[Stored data entries]

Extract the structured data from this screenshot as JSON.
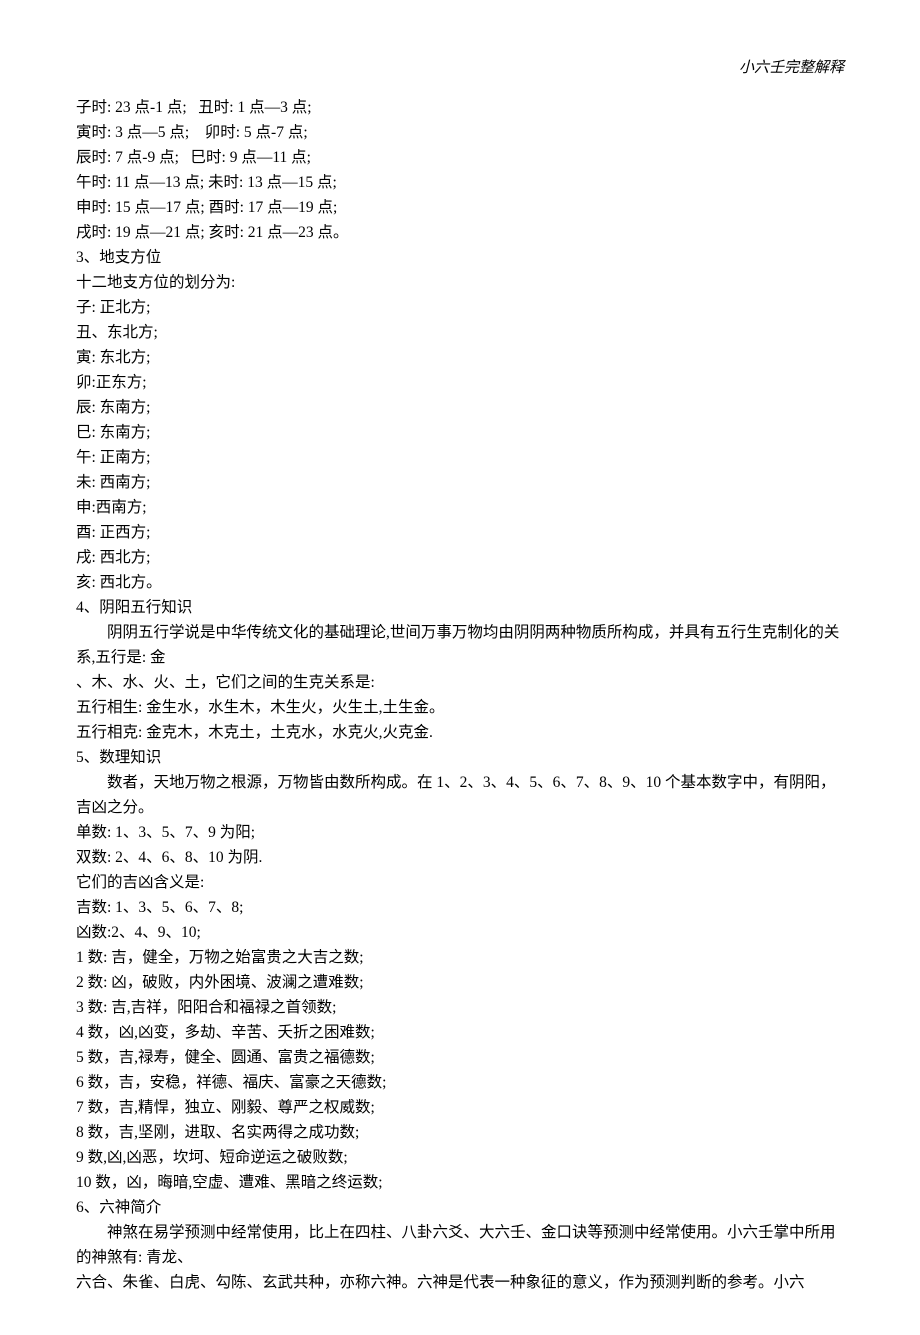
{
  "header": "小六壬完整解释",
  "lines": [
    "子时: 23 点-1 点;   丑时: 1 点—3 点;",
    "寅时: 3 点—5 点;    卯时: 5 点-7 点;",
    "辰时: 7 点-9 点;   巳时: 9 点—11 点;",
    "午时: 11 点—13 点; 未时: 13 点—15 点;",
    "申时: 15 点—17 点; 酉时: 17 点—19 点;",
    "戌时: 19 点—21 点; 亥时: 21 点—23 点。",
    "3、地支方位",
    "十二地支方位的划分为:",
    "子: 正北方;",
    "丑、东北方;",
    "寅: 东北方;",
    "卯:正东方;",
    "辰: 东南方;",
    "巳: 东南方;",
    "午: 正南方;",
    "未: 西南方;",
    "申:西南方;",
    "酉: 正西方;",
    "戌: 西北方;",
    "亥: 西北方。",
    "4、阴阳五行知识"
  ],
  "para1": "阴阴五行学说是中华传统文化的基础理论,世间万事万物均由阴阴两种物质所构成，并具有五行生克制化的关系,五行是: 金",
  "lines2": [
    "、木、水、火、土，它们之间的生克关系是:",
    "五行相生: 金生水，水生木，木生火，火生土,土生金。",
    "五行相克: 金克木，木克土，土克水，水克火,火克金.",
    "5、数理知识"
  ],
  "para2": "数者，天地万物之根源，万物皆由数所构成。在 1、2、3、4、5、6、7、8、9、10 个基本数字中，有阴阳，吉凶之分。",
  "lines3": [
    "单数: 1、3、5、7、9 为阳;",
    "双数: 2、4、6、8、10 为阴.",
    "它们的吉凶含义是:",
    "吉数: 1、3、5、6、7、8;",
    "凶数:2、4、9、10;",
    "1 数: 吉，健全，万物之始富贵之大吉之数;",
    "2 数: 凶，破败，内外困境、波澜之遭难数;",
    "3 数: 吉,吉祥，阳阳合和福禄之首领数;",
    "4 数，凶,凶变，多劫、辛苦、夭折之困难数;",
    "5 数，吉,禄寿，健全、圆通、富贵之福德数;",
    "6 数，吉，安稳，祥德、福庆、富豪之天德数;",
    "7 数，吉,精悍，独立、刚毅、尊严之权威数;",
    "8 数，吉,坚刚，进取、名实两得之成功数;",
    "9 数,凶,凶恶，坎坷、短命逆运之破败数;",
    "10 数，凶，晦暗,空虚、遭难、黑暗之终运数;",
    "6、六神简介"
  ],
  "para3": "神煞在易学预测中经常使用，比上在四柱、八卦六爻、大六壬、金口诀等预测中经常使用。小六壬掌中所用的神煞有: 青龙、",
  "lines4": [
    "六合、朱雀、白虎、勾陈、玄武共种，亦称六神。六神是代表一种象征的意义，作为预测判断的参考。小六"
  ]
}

◆ WORK TO DO ◆
Transcribe every line in the entries above, taking out only the images.

◆ SOLUTION BELOW ◆
Extract the structured data from this screenshot as JSON.
{
  "header": "小六壬完整解释",
  "lines": [
    "子时: 23 点-1 点;   丑时: 1 点—3 点;",
    "寅时: 3 点—5 点;    卯时: 5 点-7 点;",
    "辰时: 7 点-9 点;   巳时: 9 点—11 点;",
    "午时: 11 点—13 点; 未时: 13 点—15 点;",
    "申时: 15 点—17 点; 酉时: 17 点—19 点;",
    "戌时: 19 点—21 点; 亥时: 21 点—23 点。",
    "3、地支方位",
    "十二地支方位的划分为:",
    "子: 正北方;",
    "丑、东北方;",
    "寅: 东北方;",
    "卯:正东方;",
    "辰: 东南方;",
    "巳: 东南方;",
    "午: 正南方;",
    "未: 西南方;",
    "申:西南方;",
    "酉: 正西方;",
    "戌: 西北方;",
    "亥: 西北方。",
    "4、阴阳五行知识"
  ],
  "para1": "阴阴五行学说是中华传统文化的基础理论,世间万事万物均由阴阴两种物质所构成，并具有五行生克制化的关系,五行是: 金",
  "lines2": [
    "、木、水、火、土，它们之间的生克关系是:",
    "五行相生: 金生水，水生木，木生火，火生土,土生金。",
    "五行相克: 金克木，木克土，土克水，水克火,火克金.",
    "5、数理知识"
  ],
  "para2": "数者，天地万物之根源，万物皆由数所构成。在 1、2、3、4、5、6、7、8、9、10 个基本数字中，有阴阳，吉凶之分。",
  "lines3": [
    "单数: 1、3、5、7、9 为阳;",
    "双数: 2、4、6、8、10 为阴.",
    "它们的吉凶含义是:",
    "吉数: 1、3、5、6、7、8;",
    "凶数:2、4、9、10;",
    "1 数: 吉，健全，万物之始富贵之大吉之数;",
    "2 数: 凶，破败，内外困境、波澜之遭难数;",
    "3 数: 吉,吉祥，阳阳合和福禄之首领数;",
    "4 数，凶,凶变，多劫、辛苦、夭折之困难数;",
    "5 数，吉,禄寿，健全、圆通、富贵之福德数;",
    "6 数，吉，安稳，祥德、福庆、富豪之天德数;",
    "7 数，吉,精悍，独立、刚毅、尊严之权威数;",
    "8 数，吉,坚刚，进取、名实两得之成功数;",
    "9 数,凶,凶恶，坎坷、短命逆运之破败数;",
    "10 数，凶，晦暗,空虚、遭难、黑暗之终运数;",
    "6、六神简介"
  ],
  "para3": "神煞在易学预测中经常使用，比上在四柱、八卦六爻、大六壬、金口诀等预测中经常使用。小六壬掌中所用的神煞有: 青龙、",
  "lines4": [
    "六合、朱雀、白虎、勾陈、玄武共种，亦称六神。六神是代表一种象征的意义，作为预测判断的参考。小六"
  ]
}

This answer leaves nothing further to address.